### PROBLEM STATEMENT:
Each entry needs to be restated exactly as written.

### RECORDS FOR THE EXERCISE:
--
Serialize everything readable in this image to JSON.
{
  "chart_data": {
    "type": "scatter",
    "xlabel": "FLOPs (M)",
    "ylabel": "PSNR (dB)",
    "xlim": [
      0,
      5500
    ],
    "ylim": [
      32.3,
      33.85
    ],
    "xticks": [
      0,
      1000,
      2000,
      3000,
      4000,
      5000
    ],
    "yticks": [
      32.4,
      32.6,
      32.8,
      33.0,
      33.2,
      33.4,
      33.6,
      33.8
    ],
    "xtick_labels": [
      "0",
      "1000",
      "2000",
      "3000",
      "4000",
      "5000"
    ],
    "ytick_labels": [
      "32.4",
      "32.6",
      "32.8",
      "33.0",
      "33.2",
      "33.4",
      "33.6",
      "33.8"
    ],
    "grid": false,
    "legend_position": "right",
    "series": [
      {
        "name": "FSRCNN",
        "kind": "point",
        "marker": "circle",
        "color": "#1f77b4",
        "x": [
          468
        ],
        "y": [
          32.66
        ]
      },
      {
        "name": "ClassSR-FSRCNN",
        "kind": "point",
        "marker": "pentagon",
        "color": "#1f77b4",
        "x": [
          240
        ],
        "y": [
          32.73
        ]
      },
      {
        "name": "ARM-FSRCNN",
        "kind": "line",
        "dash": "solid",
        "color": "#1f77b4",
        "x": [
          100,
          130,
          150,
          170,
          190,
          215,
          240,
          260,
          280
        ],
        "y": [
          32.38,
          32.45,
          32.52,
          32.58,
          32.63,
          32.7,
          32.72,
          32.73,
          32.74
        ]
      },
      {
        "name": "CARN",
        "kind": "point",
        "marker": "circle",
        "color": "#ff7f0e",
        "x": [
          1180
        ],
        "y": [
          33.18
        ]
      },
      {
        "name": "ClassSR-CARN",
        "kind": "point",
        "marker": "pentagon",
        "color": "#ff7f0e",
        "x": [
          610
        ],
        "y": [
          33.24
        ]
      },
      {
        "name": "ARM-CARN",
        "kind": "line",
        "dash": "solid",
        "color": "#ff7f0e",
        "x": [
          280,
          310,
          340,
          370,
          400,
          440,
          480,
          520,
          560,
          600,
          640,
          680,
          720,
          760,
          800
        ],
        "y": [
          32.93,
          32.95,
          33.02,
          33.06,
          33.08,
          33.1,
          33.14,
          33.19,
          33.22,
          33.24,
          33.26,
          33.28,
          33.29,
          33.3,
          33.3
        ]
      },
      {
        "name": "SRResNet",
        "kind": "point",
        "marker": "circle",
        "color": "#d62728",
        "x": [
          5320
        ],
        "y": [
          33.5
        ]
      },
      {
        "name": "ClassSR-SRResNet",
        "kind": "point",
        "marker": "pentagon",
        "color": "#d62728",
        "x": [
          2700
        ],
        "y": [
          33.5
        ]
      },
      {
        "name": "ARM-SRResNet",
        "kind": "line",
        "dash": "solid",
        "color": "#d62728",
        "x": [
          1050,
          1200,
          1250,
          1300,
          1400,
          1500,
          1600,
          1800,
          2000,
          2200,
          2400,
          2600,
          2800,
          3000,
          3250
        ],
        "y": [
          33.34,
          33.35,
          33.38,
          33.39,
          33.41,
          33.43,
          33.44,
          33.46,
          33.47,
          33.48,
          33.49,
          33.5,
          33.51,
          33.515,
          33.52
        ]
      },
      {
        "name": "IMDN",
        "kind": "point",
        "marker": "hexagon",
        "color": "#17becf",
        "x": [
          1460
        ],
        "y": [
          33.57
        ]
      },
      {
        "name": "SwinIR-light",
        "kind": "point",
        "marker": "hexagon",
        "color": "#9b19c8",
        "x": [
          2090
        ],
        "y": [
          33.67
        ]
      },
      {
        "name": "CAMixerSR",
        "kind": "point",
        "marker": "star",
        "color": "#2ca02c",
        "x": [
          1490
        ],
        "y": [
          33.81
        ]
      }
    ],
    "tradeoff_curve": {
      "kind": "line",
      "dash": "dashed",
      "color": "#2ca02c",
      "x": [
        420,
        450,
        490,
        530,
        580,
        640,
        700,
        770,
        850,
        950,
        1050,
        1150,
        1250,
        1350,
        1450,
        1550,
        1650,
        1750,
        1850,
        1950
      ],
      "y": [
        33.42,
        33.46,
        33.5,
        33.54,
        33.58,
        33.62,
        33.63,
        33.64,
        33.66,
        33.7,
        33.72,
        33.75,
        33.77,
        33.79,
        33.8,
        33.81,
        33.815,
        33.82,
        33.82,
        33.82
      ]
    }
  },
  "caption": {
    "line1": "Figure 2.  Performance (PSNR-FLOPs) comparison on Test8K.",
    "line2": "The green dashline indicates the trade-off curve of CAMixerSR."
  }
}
--
### EXPECTED ANSWER:
Serialize everything readable in this image to JSON.
{
  "chart_data": {
    "type": "scatter",
    "xlabel": "FLOPs (M)",
    "ylabel": "PSNR (dB)",
    "xlim": [
      0,
      5500
    ],
    "ylim": [
      32.3,
      33.85
    ],
    "xticks": [
      0,
      1000,
      2000,
      3000,
      4000,
      5000
    ],
    "yticks": [
      32.4,
      32.6,
      32.8,
      33.0,
      33.2,
      33.4,
      33.6,
      33.8
    ],
    "xtick_labels": [
      "0",
      "1000",
      "2000",
      "3000",
      "4000",
      "5000"
    ],
    "ytick_labels": [
      "32.4",
      "32.6",
      "32.8",
      "33.0",
      "33.2",
      "33.4",
      "33.6",
      "33.8"
    ],
    "grid": false,
    "legend_position": "right",
    "series": [
      {
        "name": "FSRCNN",
        "kind": "point",
        "marker": "circle",
        "color": "#1f77b4",
        "x": [
          468
        ],
        "y": [
          32.66
        ]
      },
      {
        "name": "ClassSR-FSRCNN",
        "kind": "point",
        "marker": "pentagon",
        "color": "#1f77b4",
        "x": [
          240
        ],
        "y": [
          32.73
        ]
      },
      {
        "name": "ARM-FSRCNN",
        "kind": "line",
        "dash": "solid",
        "color": "#1f77b4",
        "x": [
          100,
          130,
          150,
          170,
          190,
          215,
          240,
          260,
          280
        ],
        "y": [
          32.38,
          32.45,
          32.52,
          32.58,
          32.63,
          32.7,
          32.72,
          32.73,
          32.74
        ]
      },
      {
        "name": "CARN",
        "kind": "point",
        "marker": "circle",
        "color": "#ff7f0e",
        "x": [
          1180
        ],
        "y": [
          33.18
        ]
      },
      {
        "name": "ClassSR-CARN",
        "kind": "point",
        "marker": "pentagon",
        "color": "#ff7f0e",
        "x": [
          610
        ],
        "y": [
          33.24
        ]
      },
      {
        "name": "ARM-CARN",
        "kind": "line",
        "dash": "solid",
        "color": "#ff7f0e",
        "x": [
          280,
          310,
          340,
          370,
          400,
          440,
          480,
          520,
          560,
          600,
          640,
          680,
          720,
          760,
          800
        ],
        "y": [
          32.93,
          32.95,
          33.02,
          33.06,
          33.08,
          33.1,
          33.14,
          33.19,
          33.22,
          33.24,
          33.26,
          33.28,
          33.29,
          33.3,
          33.3
        ]
      },
      {
        "name": "SRResNet",
        "kind": "point",
        "marker": "circle",
        "color": "#d62728",
        "x": [
          5320
        ],
        "y": [
          33.5
        ]
      },
      {
        "name": "ClassSR-SRResNet",
        "kind": "point",
        "marker": "pentagon",
        "color": "#d62728",
        "x": [
          2700
        ],
        "y": [
          33.5
        ]
      },
      {
        "name": "ARM-SRResNet",
        "kind": "line",
        "dash": "solid",
        "color": "#d62728",
        "x": [
          1050,
          1200,
          1250,
          1300,
          1400,
          1500,
          1600,
          1800,
          2000,
          2200,
          2400,
          2600,
          2800,
          3000,
          3250
        ],
        "y": [
          33.34,
          33.35,
          33.38,
          33.39,
          33.41,
          33.43,
          33.44,
          33.46,
          33.47,
          33.48,
          33.49,
          33.5,
          33.51,
          33.515,
          33.52
        ]
      },
      {
        "name": "IMDN",
        "kind": "point",
        "marker": "hexagon",
        "color": "#17becf",
        "x": [
          1460
        ],
        "y": [
          33.57
        ]
      },
      {
        "name": "SwinIR-light",
        "kind": "point",
        "marker": "hexagon",
        "color": "#9b19c8",
        "x": [
          2090
        ],
        "y": [
          33.67
        ]
      },
      {
        "name": "CAMixerSR",
        "kind": "point",
        "marker": "star",
        "color": "#2ca02c",
        "x": [
          1490
        ],
        "y": [
          33.81
        ]
      }
    ],
    "tradeoff_curve": {
      "kind": "line",
      "dash": "dashed",
      "color": "#2ca02c",
      "x": [
        420,
        450,
        490,
        530,
        580,
        640,
        700,
        770,
        850,
        950,
        1050,
        1150,
        1250,
        1350,
        1450,
        1550,
        1650,
        1750,
        1850,
        1950
      ],
      "y": [
        33.42,
        33.46,
        33.5,
        33.54,
        33.58,
        33.62,
        33.63,
        33.64,
        33.66,
        33.7,
        33.72,
        33.75,
        33.77,
        33.79,
        33.8,
        33.81,
        33.815,
        33.82,
        33.82,
        33.82
      ]
    }
  },
  "caption": {
    "line1": "Figure 2.  Performance (PSNR-FLOPs) comparison on Test8K.",
    "line2": "The green dashline indicates the trade-off curve of CAMixerSR."
  }
}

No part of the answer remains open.